AIM OF THE TASK:
Comb through the entries for "الوثائق" and pull out each line that holds it.

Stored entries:

##########

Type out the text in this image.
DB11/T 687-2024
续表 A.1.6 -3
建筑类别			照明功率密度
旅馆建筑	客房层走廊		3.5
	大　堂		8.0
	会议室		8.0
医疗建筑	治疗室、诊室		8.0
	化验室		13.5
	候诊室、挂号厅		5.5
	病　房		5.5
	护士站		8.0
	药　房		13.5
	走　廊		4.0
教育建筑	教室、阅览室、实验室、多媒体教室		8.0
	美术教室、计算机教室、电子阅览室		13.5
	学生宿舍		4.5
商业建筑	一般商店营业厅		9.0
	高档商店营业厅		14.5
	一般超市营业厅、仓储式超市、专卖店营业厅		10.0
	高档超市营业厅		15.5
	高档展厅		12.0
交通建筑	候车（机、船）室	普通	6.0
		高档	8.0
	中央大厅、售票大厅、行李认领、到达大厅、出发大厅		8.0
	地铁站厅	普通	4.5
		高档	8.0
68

##########

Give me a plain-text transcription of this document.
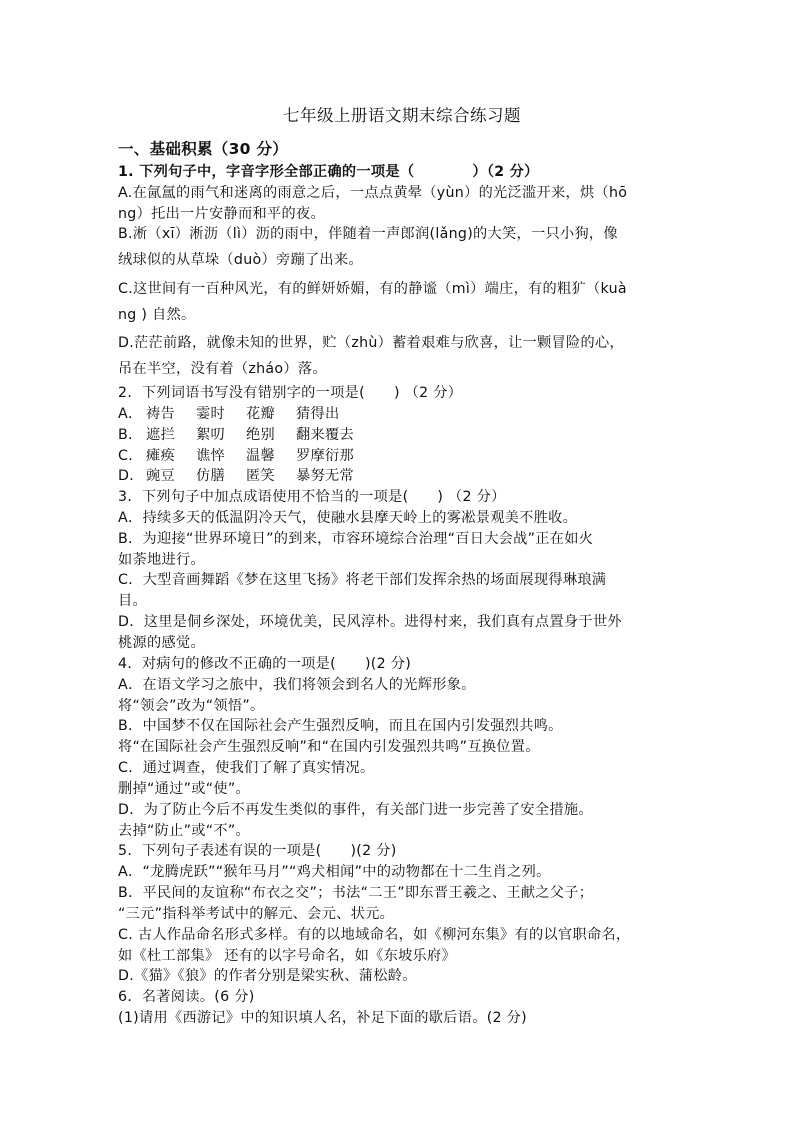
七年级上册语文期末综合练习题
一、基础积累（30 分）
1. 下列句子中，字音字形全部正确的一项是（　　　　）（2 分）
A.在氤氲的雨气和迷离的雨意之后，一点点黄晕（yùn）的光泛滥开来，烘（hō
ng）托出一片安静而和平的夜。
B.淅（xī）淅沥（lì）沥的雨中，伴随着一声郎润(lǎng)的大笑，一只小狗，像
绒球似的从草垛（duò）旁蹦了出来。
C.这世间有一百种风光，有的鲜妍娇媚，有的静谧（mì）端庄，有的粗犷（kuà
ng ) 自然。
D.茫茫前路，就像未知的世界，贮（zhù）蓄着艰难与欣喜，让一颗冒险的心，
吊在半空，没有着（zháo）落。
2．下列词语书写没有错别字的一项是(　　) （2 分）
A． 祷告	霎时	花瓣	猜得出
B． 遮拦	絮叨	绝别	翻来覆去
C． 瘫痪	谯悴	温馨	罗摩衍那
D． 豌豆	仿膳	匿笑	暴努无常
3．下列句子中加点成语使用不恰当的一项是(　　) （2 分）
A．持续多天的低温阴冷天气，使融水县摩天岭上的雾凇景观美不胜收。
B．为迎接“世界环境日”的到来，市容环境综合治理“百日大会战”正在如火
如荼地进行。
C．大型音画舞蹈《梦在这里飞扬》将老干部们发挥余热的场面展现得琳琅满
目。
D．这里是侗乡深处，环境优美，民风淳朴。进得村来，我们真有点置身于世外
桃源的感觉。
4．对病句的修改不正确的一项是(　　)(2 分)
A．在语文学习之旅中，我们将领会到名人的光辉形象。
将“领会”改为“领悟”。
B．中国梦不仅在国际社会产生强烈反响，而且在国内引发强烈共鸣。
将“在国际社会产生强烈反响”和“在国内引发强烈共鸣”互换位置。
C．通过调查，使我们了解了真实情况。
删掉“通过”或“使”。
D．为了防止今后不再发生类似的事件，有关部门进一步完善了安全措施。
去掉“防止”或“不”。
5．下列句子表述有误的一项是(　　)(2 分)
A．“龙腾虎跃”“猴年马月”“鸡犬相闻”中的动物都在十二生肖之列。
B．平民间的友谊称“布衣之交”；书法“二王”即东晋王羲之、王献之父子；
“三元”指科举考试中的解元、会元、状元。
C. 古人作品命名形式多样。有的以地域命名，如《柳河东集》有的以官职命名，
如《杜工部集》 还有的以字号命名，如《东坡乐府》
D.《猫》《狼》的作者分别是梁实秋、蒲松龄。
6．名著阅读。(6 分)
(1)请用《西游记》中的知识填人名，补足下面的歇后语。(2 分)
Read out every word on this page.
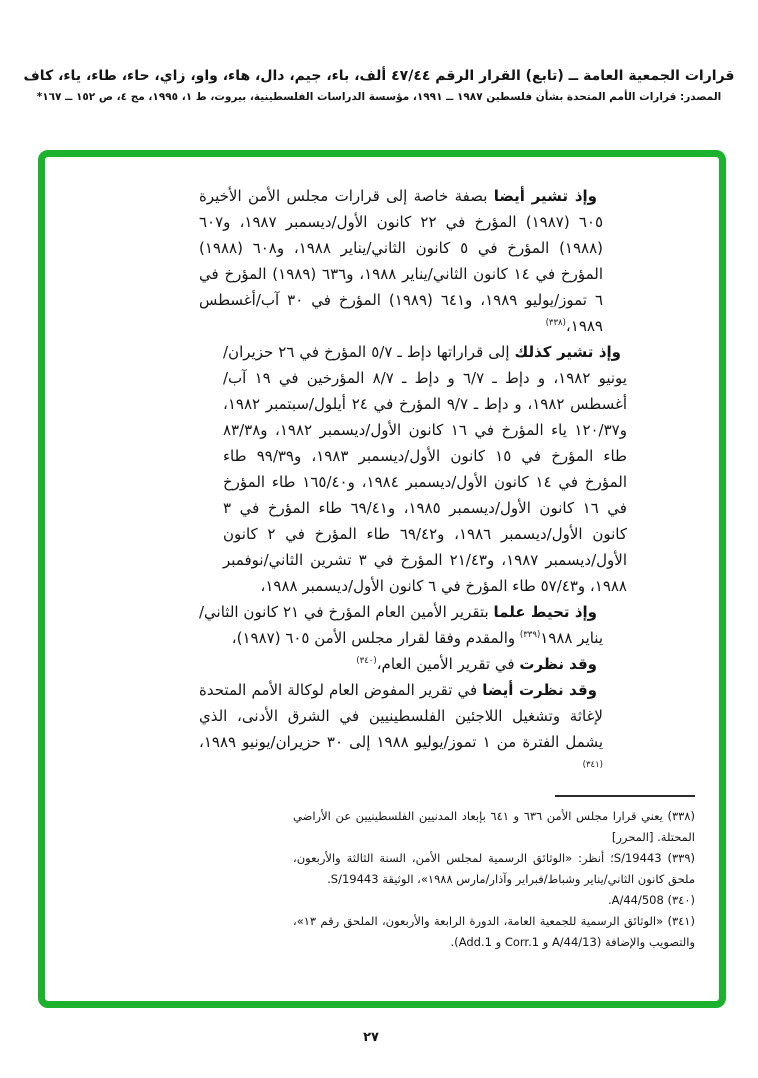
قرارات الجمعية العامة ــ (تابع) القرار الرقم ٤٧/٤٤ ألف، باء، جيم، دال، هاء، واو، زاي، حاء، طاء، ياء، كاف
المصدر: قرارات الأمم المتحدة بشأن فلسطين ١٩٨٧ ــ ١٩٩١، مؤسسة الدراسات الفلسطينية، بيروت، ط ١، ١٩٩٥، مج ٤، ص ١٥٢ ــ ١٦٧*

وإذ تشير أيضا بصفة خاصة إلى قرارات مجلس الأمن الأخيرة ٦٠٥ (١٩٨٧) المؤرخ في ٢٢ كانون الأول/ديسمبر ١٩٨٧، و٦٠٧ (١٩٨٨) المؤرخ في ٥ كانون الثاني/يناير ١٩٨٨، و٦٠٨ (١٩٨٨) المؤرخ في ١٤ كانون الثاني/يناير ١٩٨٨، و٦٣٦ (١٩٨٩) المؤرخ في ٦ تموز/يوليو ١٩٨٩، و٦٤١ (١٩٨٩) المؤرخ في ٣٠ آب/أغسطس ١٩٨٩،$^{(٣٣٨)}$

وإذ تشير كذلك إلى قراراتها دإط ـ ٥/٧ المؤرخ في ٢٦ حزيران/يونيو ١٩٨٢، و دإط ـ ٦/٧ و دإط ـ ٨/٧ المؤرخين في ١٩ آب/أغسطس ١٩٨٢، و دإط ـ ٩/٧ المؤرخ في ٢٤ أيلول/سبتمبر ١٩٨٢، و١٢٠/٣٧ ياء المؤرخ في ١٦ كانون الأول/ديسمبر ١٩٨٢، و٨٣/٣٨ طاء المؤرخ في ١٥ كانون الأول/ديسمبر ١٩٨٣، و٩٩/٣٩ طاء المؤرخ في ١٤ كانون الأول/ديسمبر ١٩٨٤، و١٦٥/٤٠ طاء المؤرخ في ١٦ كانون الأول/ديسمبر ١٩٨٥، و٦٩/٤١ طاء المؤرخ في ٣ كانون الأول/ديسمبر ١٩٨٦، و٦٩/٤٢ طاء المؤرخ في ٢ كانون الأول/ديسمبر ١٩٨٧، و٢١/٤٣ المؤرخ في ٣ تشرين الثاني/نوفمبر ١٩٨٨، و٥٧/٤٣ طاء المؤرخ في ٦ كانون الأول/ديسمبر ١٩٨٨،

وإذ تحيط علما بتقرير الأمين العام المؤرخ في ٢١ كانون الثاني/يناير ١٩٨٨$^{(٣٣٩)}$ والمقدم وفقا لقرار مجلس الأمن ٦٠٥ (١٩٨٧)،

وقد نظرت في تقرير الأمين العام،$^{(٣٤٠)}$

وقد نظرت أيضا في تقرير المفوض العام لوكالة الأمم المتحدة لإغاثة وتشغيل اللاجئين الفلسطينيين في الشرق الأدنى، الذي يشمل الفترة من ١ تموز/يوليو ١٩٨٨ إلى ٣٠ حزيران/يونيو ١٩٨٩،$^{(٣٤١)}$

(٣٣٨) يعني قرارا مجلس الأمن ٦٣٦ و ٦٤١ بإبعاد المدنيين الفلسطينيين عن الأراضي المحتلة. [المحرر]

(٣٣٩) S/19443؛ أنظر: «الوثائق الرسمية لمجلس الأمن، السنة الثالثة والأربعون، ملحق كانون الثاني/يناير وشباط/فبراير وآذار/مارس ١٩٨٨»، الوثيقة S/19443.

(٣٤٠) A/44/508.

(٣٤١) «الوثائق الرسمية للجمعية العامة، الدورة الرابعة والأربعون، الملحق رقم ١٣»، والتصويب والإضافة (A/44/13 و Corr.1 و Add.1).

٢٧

##########

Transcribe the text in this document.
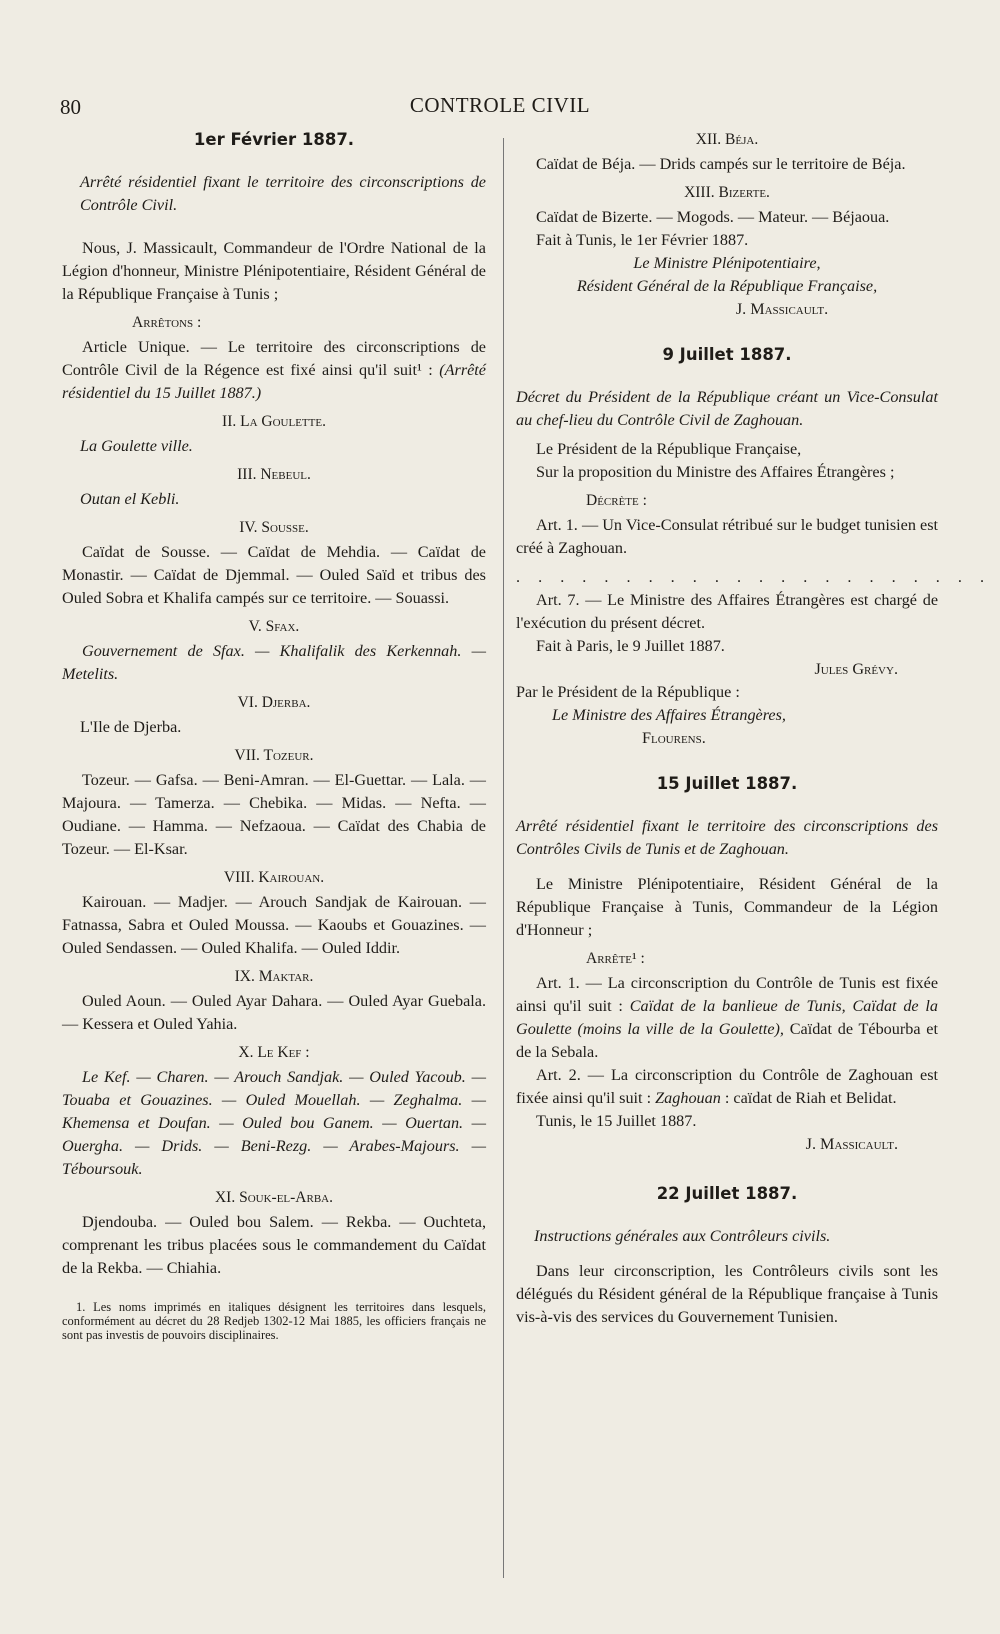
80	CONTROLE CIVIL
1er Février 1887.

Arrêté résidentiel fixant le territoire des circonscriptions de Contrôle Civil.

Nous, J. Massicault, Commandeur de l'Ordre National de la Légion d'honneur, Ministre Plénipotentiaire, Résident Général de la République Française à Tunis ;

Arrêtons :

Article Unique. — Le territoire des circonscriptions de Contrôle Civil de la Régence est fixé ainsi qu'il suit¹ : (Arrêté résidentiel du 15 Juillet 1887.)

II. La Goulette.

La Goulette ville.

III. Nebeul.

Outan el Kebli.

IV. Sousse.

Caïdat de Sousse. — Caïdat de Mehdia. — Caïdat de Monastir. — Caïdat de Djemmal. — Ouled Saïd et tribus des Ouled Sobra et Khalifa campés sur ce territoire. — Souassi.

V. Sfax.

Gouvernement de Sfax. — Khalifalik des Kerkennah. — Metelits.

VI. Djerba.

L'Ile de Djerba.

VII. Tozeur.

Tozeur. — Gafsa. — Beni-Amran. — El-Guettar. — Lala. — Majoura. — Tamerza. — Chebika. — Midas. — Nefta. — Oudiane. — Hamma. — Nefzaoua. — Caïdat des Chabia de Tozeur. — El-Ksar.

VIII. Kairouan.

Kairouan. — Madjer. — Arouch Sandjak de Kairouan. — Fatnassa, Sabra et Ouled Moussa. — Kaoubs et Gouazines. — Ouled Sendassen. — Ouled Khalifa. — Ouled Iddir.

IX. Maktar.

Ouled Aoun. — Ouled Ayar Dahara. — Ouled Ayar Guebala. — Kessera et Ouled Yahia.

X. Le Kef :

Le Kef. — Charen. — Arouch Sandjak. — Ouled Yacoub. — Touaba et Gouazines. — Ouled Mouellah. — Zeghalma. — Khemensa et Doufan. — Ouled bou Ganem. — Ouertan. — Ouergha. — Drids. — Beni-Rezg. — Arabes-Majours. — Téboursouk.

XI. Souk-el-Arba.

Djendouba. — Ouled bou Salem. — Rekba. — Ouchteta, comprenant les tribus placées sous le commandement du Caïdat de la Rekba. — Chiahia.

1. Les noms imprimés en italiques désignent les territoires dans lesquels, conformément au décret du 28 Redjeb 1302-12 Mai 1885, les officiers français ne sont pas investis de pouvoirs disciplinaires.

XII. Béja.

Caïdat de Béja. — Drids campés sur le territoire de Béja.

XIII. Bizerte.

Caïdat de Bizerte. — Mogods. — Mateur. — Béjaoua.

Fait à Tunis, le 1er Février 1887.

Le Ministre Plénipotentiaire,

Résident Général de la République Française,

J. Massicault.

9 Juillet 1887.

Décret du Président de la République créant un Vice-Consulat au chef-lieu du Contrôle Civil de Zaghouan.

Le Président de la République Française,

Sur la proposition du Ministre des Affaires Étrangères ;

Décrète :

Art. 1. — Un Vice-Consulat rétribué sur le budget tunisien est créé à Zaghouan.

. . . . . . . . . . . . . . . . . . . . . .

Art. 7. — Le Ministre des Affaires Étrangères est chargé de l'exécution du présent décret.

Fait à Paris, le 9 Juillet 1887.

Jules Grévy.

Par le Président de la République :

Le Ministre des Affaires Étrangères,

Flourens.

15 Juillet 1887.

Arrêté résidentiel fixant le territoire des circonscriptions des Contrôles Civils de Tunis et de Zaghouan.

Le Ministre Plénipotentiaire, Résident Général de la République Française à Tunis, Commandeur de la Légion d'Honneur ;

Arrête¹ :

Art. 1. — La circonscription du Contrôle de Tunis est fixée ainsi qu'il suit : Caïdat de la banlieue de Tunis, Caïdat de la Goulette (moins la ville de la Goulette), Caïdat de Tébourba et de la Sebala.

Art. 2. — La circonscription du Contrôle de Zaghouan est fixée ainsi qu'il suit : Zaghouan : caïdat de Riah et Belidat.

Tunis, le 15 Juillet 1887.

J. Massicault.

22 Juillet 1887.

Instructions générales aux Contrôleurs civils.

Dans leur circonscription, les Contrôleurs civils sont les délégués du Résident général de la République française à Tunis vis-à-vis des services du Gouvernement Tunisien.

##########

SOLUTION:
(٣٣٩) S/19443؛ أنظر: «الوثائق الرسمية لمجلس الأمن، السنة الثالثة والأربعون، ملحق كانون الثاني/يناير وشباط/فبراير وآذار/مارس ١٩٨٨»، الوثيقة S/19443.
(٣٤١) «الوثائق الرسمية للجمعية العامة، الدورة الرابعة والأربعون، الملحق رقم ١٣»، والتصويب والإضافة (A/44/13 و Corr.1 و Add.1).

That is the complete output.